GIVEN TASK: Every entry must be copied word for word.

━━━━━ MATERIALS PROVIDED

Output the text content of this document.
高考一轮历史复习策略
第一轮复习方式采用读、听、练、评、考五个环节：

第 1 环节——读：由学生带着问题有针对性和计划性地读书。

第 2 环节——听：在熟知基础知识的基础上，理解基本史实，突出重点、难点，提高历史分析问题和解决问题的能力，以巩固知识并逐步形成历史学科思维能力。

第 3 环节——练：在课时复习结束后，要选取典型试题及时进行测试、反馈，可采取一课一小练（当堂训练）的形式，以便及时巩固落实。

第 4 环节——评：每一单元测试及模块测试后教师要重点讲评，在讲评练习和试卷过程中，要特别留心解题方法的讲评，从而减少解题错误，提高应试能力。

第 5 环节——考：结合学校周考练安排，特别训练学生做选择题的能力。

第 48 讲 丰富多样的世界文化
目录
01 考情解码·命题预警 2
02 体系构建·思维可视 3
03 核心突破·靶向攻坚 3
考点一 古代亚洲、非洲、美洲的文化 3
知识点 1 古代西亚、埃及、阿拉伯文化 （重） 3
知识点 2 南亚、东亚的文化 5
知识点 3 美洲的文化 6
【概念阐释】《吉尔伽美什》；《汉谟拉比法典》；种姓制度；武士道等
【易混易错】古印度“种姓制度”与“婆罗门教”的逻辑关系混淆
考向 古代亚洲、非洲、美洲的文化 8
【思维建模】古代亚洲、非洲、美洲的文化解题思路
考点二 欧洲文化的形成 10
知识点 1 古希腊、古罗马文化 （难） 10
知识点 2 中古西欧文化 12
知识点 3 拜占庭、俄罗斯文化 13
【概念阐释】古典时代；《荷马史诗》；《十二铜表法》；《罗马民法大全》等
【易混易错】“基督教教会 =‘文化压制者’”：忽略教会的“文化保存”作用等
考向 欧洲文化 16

━━━━━━━━━━

COMPLETE OUTPUT:
Output the text content of this document.
高考一轮历史复习策略
第一轮复习方式采用读、听、练、评、考五个环节：

第 1 环节——读：由学生带着问题有针对性和计划性地读书。

第 2 环节——听：在熟知基础知识的基础上，理解基本史实，突出重点、难点，提高历史分析问题和解决问题的能力，以巩固知识并逐步形成历史学科思维能力。

第 3 环节——练：在课时复习结束后，要选取典型试题及时进行测试、反馈，可采取一课一小练（当堂训练）的形式，以便及时巩固落实。

第 4 环节——评：每一单元测试及模块测试后教师要重点讲评，在讲评练习和试卷过程中，要特别留心解题方法的讲评，从而减少解题错误，提高应试能力。

第 5 环节——考：结合学校周考练安排，特别训练学生做选择题的能力。

第 48 讲 丰富多样的世界文化
目录
01 考情解码·命题预警 2
02 体系构建·思维可视 3
03 核心突破·靶向攻坚 3
考点一 古代亚洲、非洲、美洲的文化 3
知识点 1 古代西亚、埃及、阿拉伯文化 （重） 3
知识点 2 南亚、东亚的文化 5
知识点 3 美洲的文化 6
【概念阐释】《吉尔伽美什》；《汉谟拉比法典》；种姓制度；武士道等
【易混易错】古印度“种姓制度”与“婆罗门教”的逻辑关系混淆
考向 古代亚洲、非洲、美洲的文化 8
【思维建模】古代亚洲、非洲、美洲的文化解题思路
考点二 欧洲文化的形成 10
知识点 1 古希腊、古罗马文化 （难） 10
知识点 2 中古西欧文化 12
知识点 3 拜占庭、俄罗斯文化 13
【概念阐释】古典时代；《荷马史诗》；《十二铜表法》；《罗马民法大全》等
【易混易错】“基督教教会 =‘文化压制者’”：忽略教会的“文化保存”作用等
考向 欧洲文化 16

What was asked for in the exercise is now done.